TASK BRIEF:
In this exercise, reproduce all the entries that follow exactly.

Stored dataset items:
** BEGIN **

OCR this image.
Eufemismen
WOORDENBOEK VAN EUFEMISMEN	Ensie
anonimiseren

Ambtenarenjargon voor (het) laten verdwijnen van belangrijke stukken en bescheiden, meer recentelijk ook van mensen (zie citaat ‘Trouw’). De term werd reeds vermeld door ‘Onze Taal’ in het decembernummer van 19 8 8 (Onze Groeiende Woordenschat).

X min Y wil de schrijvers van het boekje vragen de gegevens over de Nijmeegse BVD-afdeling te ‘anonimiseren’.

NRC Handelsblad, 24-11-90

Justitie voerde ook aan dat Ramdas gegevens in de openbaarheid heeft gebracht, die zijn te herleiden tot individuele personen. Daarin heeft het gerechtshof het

** END **

FINISHED EXERCISE:
OCR this image.
Eufemismen
WOORDENBOEK VAN EUFEMISMEN	Ensie
anonimiseren

Ambtenarenjargon voor (het) laten verdwijnen van belangrijke stukken en bescheiden, meer recentelijk ook van mensen (zie citaat ‘Trouw’). De term werd reeds vermeld door ‘Onze Taal’ in het decembernummer van 19 8 8 (Onze Groeiende Woordenschat).

X min Y wil de schrijvers van het boekje vragen de gegevens over de Nijmeegse BVD-afdeling te ‘anonimiseren’.

NRC Handelsblad, 24-11-90

Justitie voerde ook aan dat Ramdas gegevens in de openbaarheid heeft gebracht, die zijn te herleiden tot individuele personen. Daarin heeft het gerechtshof het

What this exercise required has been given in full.